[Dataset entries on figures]
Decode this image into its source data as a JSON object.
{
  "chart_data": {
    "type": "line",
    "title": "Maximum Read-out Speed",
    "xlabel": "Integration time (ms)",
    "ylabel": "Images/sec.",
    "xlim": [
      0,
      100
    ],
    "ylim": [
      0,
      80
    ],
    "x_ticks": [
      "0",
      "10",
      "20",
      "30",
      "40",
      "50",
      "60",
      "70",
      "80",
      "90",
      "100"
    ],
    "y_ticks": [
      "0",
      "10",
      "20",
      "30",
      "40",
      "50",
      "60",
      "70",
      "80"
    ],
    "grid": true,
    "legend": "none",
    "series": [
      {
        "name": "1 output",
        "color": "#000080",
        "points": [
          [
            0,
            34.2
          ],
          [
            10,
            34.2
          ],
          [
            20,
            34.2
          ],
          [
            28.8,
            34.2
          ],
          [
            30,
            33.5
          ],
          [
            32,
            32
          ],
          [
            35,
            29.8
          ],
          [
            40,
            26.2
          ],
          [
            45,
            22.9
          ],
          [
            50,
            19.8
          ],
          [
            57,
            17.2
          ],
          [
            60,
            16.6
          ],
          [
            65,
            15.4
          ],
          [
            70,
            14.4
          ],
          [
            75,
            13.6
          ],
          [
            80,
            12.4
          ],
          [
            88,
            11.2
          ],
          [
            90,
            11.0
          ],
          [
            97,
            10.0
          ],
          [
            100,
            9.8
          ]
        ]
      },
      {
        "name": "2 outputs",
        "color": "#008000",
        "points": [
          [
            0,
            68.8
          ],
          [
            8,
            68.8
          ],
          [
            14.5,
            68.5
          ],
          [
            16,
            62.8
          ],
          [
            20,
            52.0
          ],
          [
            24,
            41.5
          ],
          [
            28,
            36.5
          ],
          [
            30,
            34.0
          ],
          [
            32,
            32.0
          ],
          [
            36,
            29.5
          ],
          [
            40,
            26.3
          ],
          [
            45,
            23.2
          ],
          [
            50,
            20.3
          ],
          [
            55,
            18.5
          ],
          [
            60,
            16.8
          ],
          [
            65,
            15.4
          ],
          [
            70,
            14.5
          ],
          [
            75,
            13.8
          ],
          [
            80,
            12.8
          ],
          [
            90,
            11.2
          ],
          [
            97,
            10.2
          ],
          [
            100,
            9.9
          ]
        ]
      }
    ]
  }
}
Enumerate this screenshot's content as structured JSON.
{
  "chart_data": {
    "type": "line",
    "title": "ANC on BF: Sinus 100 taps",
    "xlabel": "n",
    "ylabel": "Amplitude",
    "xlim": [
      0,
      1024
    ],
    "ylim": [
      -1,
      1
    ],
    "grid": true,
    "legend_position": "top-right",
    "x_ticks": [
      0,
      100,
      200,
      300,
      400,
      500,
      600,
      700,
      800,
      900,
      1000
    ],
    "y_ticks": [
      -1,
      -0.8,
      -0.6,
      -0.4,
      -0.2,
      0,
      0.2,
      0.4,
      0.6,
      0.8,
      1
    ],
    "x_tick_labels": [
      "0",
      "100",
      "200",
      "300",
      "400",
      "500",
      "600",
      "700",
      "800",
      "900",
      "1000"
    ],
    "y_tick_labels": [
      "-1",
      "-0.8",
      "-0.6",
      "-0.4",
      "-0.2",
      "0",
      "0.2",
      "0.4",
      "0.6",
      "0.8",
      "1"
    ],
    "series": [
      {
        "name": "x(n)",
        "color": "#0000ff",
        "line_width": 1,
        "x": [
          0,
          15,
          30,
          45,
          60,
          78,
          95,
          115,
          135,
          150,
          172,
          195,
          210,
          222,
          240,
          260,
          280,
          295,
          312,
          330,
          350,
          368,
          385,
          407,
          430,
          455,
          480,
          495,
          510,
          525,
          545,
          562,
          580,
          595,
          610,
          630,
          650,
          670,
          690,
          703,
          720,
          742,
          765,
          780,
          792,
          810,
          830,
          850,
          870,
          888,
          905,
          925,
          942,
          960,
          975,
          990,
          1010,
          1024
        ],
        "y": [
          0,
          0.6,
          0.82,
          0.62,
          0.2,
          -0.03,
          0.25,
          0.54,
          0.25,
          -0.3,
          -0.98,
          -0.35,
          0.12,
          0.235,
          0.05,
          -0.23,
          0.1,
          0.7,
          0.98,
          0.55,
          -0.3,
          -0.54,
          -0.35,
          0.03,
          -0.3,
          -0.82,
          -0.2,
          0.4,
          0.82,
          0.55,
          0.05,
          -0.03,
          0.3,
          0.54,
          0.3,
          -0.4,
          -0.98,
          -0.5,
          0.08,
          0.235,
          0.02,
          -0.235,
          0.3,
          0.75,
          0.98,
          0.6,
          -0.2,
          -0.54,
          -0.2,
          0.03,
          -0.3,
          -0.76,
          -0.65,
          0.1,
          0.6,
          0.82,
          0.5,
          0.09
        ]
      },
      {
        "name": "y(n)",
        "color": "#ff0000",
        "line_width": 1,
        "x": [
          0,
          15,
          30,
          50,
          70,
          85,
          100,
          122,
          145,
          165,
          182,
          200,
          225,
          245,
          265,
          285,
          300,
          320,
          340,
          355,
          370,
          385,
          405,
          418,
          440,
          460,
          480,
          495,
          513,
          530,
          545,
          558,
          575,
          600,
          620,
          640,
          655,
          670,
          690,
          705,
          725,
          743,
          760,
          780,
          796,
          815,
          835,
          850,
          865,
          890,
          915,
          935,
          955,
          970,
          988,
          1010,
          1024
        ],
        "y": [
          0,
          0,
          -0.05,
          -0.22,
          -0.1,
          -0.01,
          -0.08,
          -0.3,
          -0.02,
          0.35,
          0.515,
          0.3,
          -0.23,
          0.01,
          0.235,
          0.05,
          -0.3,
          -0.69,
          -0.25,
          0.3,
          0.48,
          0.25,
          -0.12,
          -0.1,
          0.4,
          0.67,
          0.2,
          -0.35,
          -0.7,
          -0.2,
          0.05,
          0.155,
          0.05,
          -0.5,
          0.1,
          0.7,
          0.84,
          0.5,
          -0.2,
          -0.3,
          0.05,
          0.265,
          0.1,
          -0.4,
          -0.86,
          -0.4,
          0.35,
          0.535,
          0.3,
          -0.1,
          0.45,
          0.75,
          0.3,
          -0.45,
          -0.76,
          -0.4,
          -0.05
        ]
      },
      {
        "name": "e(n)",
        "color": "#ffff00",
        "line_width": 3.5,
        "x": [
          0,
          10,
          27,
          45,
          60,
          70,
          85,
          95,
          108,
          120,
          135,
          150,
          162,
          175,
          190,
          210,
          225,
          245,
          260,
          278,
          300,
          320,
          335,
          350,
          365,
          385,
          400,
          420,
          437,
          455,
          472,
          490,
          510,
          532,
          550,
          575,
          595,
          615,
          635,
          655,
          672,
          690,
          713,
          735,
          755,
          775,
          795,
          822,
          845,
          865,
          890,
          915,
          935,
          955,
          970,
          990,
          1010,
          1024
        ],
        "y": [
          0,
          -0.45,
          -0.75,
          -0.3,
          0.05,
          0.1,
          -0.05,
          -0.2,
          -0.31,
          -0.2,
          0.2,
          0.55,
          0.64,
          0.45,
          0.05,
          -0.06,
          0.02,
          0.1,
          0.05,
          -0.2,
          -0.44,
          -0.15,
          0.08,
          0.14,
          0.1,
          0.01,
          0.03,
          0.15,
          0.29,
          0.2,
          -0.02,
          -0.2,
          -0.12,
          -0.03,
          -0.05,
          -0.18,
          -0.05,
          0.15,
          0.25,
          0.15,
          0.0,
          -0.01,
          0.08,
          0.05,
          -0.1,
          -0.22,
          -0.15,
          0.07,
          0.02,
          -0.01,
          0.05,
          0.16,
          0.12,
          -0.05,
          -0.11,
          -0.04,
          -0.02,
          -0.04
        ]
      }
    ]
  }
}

**WORK TO DO**
Pick out all lines from the data above in which the word "ylabel" appears.

**TASK SOLUTION**
    "ylabel": "Images/sec.",
    "ylabel": "Amplitude",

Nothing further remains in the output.